■ **Document passage**
================================
- Reign: 16th century
- Successor: Todar Mal (Roz Afzun)
- Born: Haveli Kharagpur, Bihar
- Spouse: Chandra Jot
- Issue: Todar Mal (Roz Afzun)
- Dynasty: Kharagpur Raj
- Religion: Hinduism

= Raja Sangram Singh =

Raja Sangram Singh was ruler of Kharagpur Raj in the 16th century. He was a contemporary of Akbar. Sangram Singh initially was allegiance to Akbar, but during the reign of Jahangir, he declared himself independence and was killed during battle with Mughal forces due to assassination. After his death, his son Toral Mal converting to Islam, changed his name to Roz Afzun, became loyal of Mughal and deployed as king of Kharagpur by Jahangir.

==Reign==
===Ally of Akbar===
He allied with Akbar and helped in suppression of Afagan rebellion in Bihar. He clashed with the Muran Mal of Pural Mal of Gidhaur. Then he participated Mughal expedition led by Shahbaz Khan Kamboh against the Afghans in Bengal and Odisha.

===Attack by Puran Mal and Shahbaz Khan Kamboh===
Then Puran Mal with Shahbaz Kamboh attacked of Kharagpur. He had to flee the forest for shelter. He plotted to kill Shahbaz Khan Kamboh. A Rajput follower of Puran Mal allied with him, attempted to kill Shahbaz Khan Kamboh but killed another person in confusion. Then Shahbaz Khan Kamboh imprisoned Puran Mal in suspect. But later the assailant arrested and killed and Puran Mal released from Mughal imprisonment. Then Shahbaz Khan Kamboh transferred to Bengal from Bihar by Mughal. Due to this He again able gain seat of Kharagpur and became independent from Mughal.
================================
■ **Raw data**
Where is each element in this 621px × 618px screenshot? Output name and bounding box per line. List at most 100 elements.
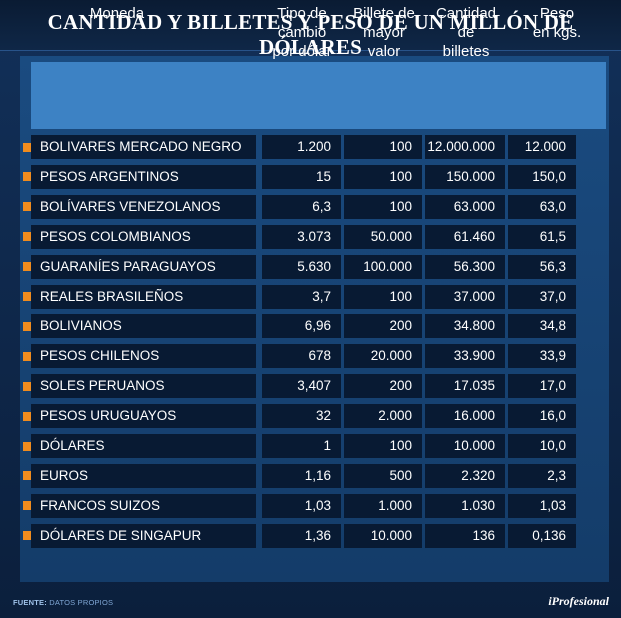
================================
■ **Written instruction**
Write out the entire passage on Raja Sangram Singh from above, word for word.

■ **The response**
- Reign: 16th century
- Successor: Todar Mal (Roz Afzun)
- Born: Haveli Kharagpur, Bihar
- Spouse: Chandra Jot
- Issue: Todar Mal (Roz Afzun)
- Dynasty: Kharagpur Raj
- Religion: Hinduism

= Raja Sangram Singh =

Raja Sangram Singh was ruler of Kharagpur Raj in the 16th century. He was a contemporary of Akbar. Sangram Singh initially was allegiance to Akbar, but during the reign of Jahangir, he declared himself independence and was killed during battle with Mughal forces due to assassination. After his death, his son Toral Mal converting to Islam, changed his name to Roz Afzun, became loyal of Mughal and deployed as king of Kharagpur by Jahangir.

==Reign==
===Ally of Akbar===
He allied with Akbar and helped in suppression of Afagan rebellion in Bihar. He clashed with the Muran Mal of Pural Mal of Gidhaur. Then he participated Mughal expedition led by Shahbaz Khan Kamboh against the Afghans in Bengal and Odisha.

===Attack by Puran Mal and Shahbaz Khan Kamboh===
Then Puran Mal with Shahbaz Kamboh attacked of Kharagpur. He had to flee the forest for shelter. He plotted to kill Shahbaz Khan Kamboh. A Rajput follower of Puran Mal allied with him, attempted to kill Shahbaz Khan Kamboh but killed another person in confusion. Then Shahbaz Khan Kamboh imprisoned Puran Mal in suspect. But later the assailant arrested and killed and Puran Mal released from Mughal imprisonment. Then Shahbaz Khan Kamboh transferred to Bengal from Bihar by Mughal. Due to this He again able gain seat of Kharagpur and became independent from Mughal.